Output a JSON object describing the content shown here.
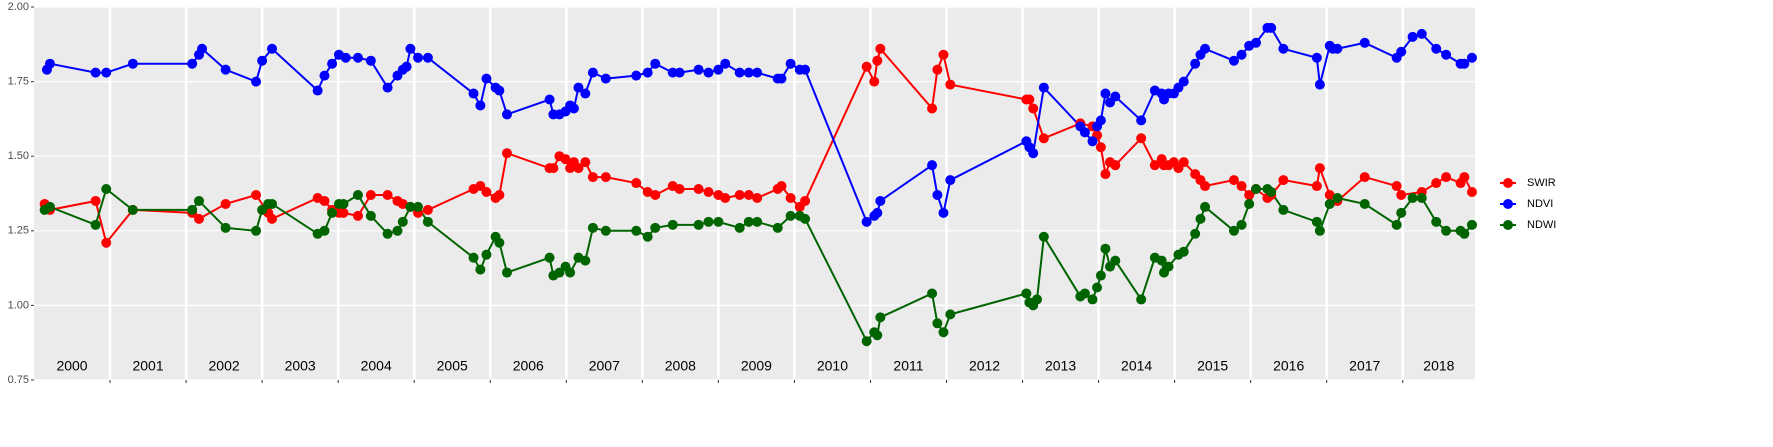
{
  "chart_data": {
    "type": "line",
    "xlim": [
      2000,
      2018.95
    ],
    "xticks": [
      2001,
      2002,
      2003,
      2004,
      2005,
      2006,
      2007,
      2008,
      2009,
      2010,
      2011,
      2012,
      2013,
      2014,
      2015,
      2016,
      2017,
      2018
    ],
    "year_labels": [
      "2000",
      "2001",
      "2002",
      "2003",
      "2004",
      "2005",
      "2006",
      "2007",
      "2008",
      "2009",
      "2010",
      "2011",
      "2012",
      "2013",
      "2014",
      "2015",
      "2016",
      "2017",
      "2018"
    ],
    "ylim": [
      0.75,
      2.0
    ],
    "yticks": [
      0.75,
      {
        "value": 1.0,
        "label": "1.00"
      },
      1.25,
      {
        "value": 1.5,
        "label": "1.50"
      },
      1.75,
      {
        "value": 2.0,
        "label": "2.00"
      }
    ],
    "grid": true,
    "legend": "right",
    "series": [
      {
        "name": "SWIR",
        "color": "#ff0000",
        "x": [
          2000.14,
          2000.21,
          2000.81,
          2000.95,
          2001.3,
          2002.08,
          2002.17,
          2002.52,
          2002.92,
          2003.08,
          2003.13,
          2003.73,
          2003.82,
          2003.92,
          2004.01,
          2004.07,
          2004.26,
          2004.43,
          2004.65,
          2004.78,
          2004.85,
          2004.95,
          2005.05,
          2005.18,
          2005.78,
          2005.87,
          2005.95,
          2006.07,
          2006.12,
          2006.22,
          2006.78,
          2006.83,
          2006.91,
          2006.99,
          2007.05,
          2007.1,
          2007.16,
          2007.25,
          2007.35,
          2007.52,
          2007.92,
          2008.07,
          2008.17,
          2008.4,
          2008.49,
          2008.74,
          2008.87,
          2009.0,
          2009.09,
          2009.28,
          2009.4,
          2009.51,
          2009.78,
          2009.83,
          2009.95,
          2010.07,
          2010.14,
          2010.95,
          2011.05,
          2011.09,
          2011.13,
          2011.81,
          2011.88,
          2011.96,
          2012.05,
          2013.05,
          2013.09,
          2013.14,
          2013.28,
          2013.76,
          2013.92,
          2013.98,
          2014.03,
          2014.09,
          2014.15,
          2014.22,
          2014.56,
          2014.74,
          2014.83,
          2014.86,
          2014.92,
          2014.99,
          2015.05,
          2015.12,
          2015.27,
          2015.34,
          2015.4,
          2015.78,
          2015.88,
          2015.98,
          2016.07,
          2016.22,
          2016.27,
          2016.43,
          2016.87,
          2016.91,
          2017.04,
          2017.14,
          2017.5,
          2017.92,
          2017.98,
          2018.25,
          2018.44,
          2018.57,
          2018.76,
          2018.81,
          2018.91
        ],
        "values": [
          1.34,
          1.32,
          1.35,
          1.21,
          1.32,
          1.31,
          1.29,
          1.34,
          1.37,
          1.31,
          1.29,
          1.36,
          1.35,
          1.32,
          1.31,
          1.31,
          1.3,
          1.37,
          1.37,
          1.35,
          1.34,
          1.33,
          1.31,
          1.32,
          1.39,
          1.4,
          1.38,
          1.36,
          1.37,
          1.51,
          1.46,
          1.46,
          1.5,
          1.49,
          1.46,
          1.48,
          1.46,
          1.48,
          1.43,
          1.43,
          1.41,
          1.38,
          1.37,
          1.4,
          1.39,
          1.39,
          1.38,
          1.37,
          1.36,
          1.37,
          1.37,
          1.36,
          1.39,
          1.4,
          1.36,
          1.33,
          1.35,
          1.8,
          1.75,
          1.82,
          1.86,
          1.66,
          1.79,
          1.84,
          1.74,
          1.69,
          1.69,
          1.66,
          1.56,
          1.61,
          1.6,
          1.57,
          1.53,
          1.44,
          1.48,
          1.47,
          1.56,
          1.47,
          1.49,
          1.47,
          1.47,
          1.48,
          1.46,
          1.48,
          1.44,
          1.42,
          1.4,
          1.42,
          1.4,
          1.37,
          1.39,
          1.36,
          1.37,
          1.42,
          1.4,
          1.46,
          1.37,
          1.35,
          1.43,
          1.4,
          1.37,
          1.38,
          1.41,
          1.43,
          1.41,
          1.43,
          1.38
        ]
      },
      {
        "name": "NDVI",
        "color": "#0000ff",
        "x": [
          2000.17,
          2000.21,
          2000.81,
          2000.95,
          2001.3,
          2002.08,
          2002.17,
          2002.21,
          2002.52,
          2002.92,
          2003.0,
          2003.13,
          2003.73,
          2003.82,
          2003.92,
          2004.01,
          2004.1,
          2004.26,
          2004.43,
          2004.65,
          2004.78,
          2004.85,
          2004.9,
          2004.95,
          2005.05,
          2005.18,
          2005.78,
          2005.87,
          2005.95,
          2006.07,
          2006.12,
          2006.22,
          2006.78,
          2006.83,
          2006.91,
          2006.99,
          2007.05,
          2007.1,
          2007.16,
          2007.25,
          2007.35,
          2007.52,
          2007.92,
          2008.07,
          2008.17,
          2008.4,
          2008.49,
          2008.74,
          2008.87,
          2009.0,
          2009.09,
          2009.28,
          2009.4,
          2009.51,
          2009.78,
          2009.83,
          2009.95,
          2010.07,
          2010.14,
          2010.95,
          2011.05,
          2011.09,
          2011.13,
          2011.81,
          2011.88,
          2011.96,
          2012.05,
          2013.05,
          2013.09,
          2013.14,
          2013.28,
          2013.76,
          2013.82,
          2013.92,
          2013.98,
          2014.03,
          2014.09,
          2014.15,
          2014.22,
          2014.56,
          2014.74,
          2014.83,
          2014.86,
          2014.92,
          2014.99,
          2015.05,
          2015.12,
          2015.27,
          2015.34,
          2015.4,
          2015.78,
          2015.88,
          2015.98,
          2016.07,
          2016.22,
          2016.27,
          2016.43,
          2016.87,
          2016.91,
          2017.04,
          2017.08,
          2017.14,
          2017.5,
          2017.92,
          2017.98,
          2018.13,
          2018.25,
          2018.44,
          2018.57,
          2018.76,
          2018.81,
          2018.91
        ],
        "values": [
          1.79,
          1.81,
          1.78,
          1.78,
          1.81,
          1.81,
          1.84,
          1.86,
          1.79,
          1.75,
          1.82,
          1.86,
          1.72,
          1.77,
          1.81,
          1.84,
          1.83,
          1.83,
          1.82,
          1.73,
          1.77,
          1.79,
          1.8,
          1.86,
          1.83,
          1.83,
          1.71,
          1.67,
          1.76,
          1.73,
          1.72,
          1.64,
          1.69,
          1.64,
          1.64,
          1.65,
          1.67,
          1.66,
          1.73,
          1.71,
          1.78,
          1.76,
          1.77,
          1.78,
          1.81,
          1.78,
          1.78,
          1.79,
          1.78,
          1.79,
          1.81,
          1.78,
          1.78,
          1.78,
          1.76,
          1.76,
          1.81,
          1.79,
          1.79,
          1.28,
          1.3,
          1.31,
          1.35,
          1.47,
          1.37,
          1.31,
          1.42,
          1.55,
          1.53,
          1.51,
          1.73,
          1.6,
          1.58,
          1.55,
          1.6,
          1.62,
          1.71,
          1.68,
          1.7,
          1.62,
          1.72,
          1.71,
          1.69,
          1.71,
          1.71,
          1.73,
          1.75,
          1.81,
          1.84,
          1.86,
          1.82,
          1.84,
          1.87,
          1.88,
          1.93,
          1.93,
          1.86,
          1.83,
          1.74,
          1.87,
          1.86,
          1.86,
          1.88,
          1.83,
          1.85,
          1.9,
          1.91,
          1.86,
          1.84,
          1.81,
          1.81,
          1.83
        ]
      },
      {
        "name": "NDWI",
        "color": "#006400",
        "x": [
          2000.14,
          2000.21,
          2000.81,
          2000.95,
          2001.3,
          2002.08,
          2002.17,
          2002.52,
          2002.92,
          2003.0,
          2003.08,
          2003.13,
          2003.73,
          2003.82,
          2003.92,
          2004.01,
          2004.07,
          2004.26,
          2004.43,
          2004.65,
          2004.78,
          2004.85,
          2004.95,
          2005.05,
          2005.18,
          2005.78,
          2005.87,
          2005.95,
          2006.07,
          2006.12,
          2006.22,
          2006.78,
          2006.83,
          2006.91,
          2006.99,
          2007.05,
          2007.16,
          2007.25,
          2007.35,
          2007.52,
          2007.92,
          2008.07,
          2008.17,
          2008.4,
          2008.74,
          2008.87,
          2009.0,
          2009.28,
          2009.4,
          2009.51,
          2009.78,
          2009.95,
          2010.07,
          2010.14,
          2010.95,
          2011.05,
          2011.09,
          2011.13,
          2011.81,
          2011.88,
          2011.96,
          2012.05,
          2013.05,
          2013.09,
          2013.14,
          2013.19,
          2013.28,
          2013.76,
          2013.82,
          2013.92,
          2013.98,
          2014.03,
          2014.09,
          2014.15,
          2014.22,
          2014.56,
          2014.74,
          2014.83,
          2014.86,
          2014.92,
          2015.05,
          2015.12,
          2015.27,
          2015.34,
          2015.4,
          2015.78,
          2015.88,
          2015.98,
          2016.07,
          2016.22,
          2016.27,
          2016.43,
          2016.87,
          2016.91,
          2017.04,
          2017.14,
          2017.5,
          2017.92,
          2017.98,
          2018.13,
          2018.25,
          2018.44,
          2018.57,
          2018.76,
          2018.81,
          2018.91
        ],
        "values": [
          1.32,
          1.33,
          1.27,
          1.39,
          1.32,
          1.32,
          1.35,
          1.26,
          1.25,
          1.32,
          1.34,
          1.34,
          1.24,
          1.25,
          1.31,
          1.34,
          1.34,
          1.37,
          1.3,
          1.24,
          1.25,
          1.28,
          1.33,
          1.33,
          1.28,
          1.16,
          1.12,
          1.17,
          1.23,
          1.21,
          1.11,
          1.16,
          1.1,
          1.11,
          1.13,
          1.11,
          1.16,
          1.15,
          1.26,
          1.25,
          1.25,
          1.23,
          1.26,
          1.27,
          1.27,
          1.28,
          1.28,
          1.26,
          1.28,
          1.28,
          1.26,
          1.3,
          1.3,
          1.29,
          0.88,
          0.91,
          0.9,
          0.96,
          1.04,
          0.94,
          0.91,
          0.97,
          1.04,
          1.01,
          1.0,
          1.02,
          1.23,
          1.03,
          1.04,
          1.02,
          1.06,
          1.1,
          1.19,
          1.13,
          1.15,
          1.02,
          1.16,
          1.15,
          1.11,
          1.13,
          1.17,
          1.18,
          1.24,
          1.29,
          1.33,
          1.25,
          1.27,
          1.34,
          1.39,
          1.39,
          1.38,
          1.32,
          1.28,
          1.25,
          1.34,
          1.36,
          1.34,
          1.27,
          1.31,
          1.36,
          1.36,
          1.28,
          1.25,
          1.25,
          1.24,
          1.27
        ]
      }
    ]
  }
}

▶ [Task] Only lines holding the string "color" are wanted; gather each one from the entries above.

▶ [Finished answer]
        "color": "#ff0000",
        "color": "#0000ff",
        "color": "#006400",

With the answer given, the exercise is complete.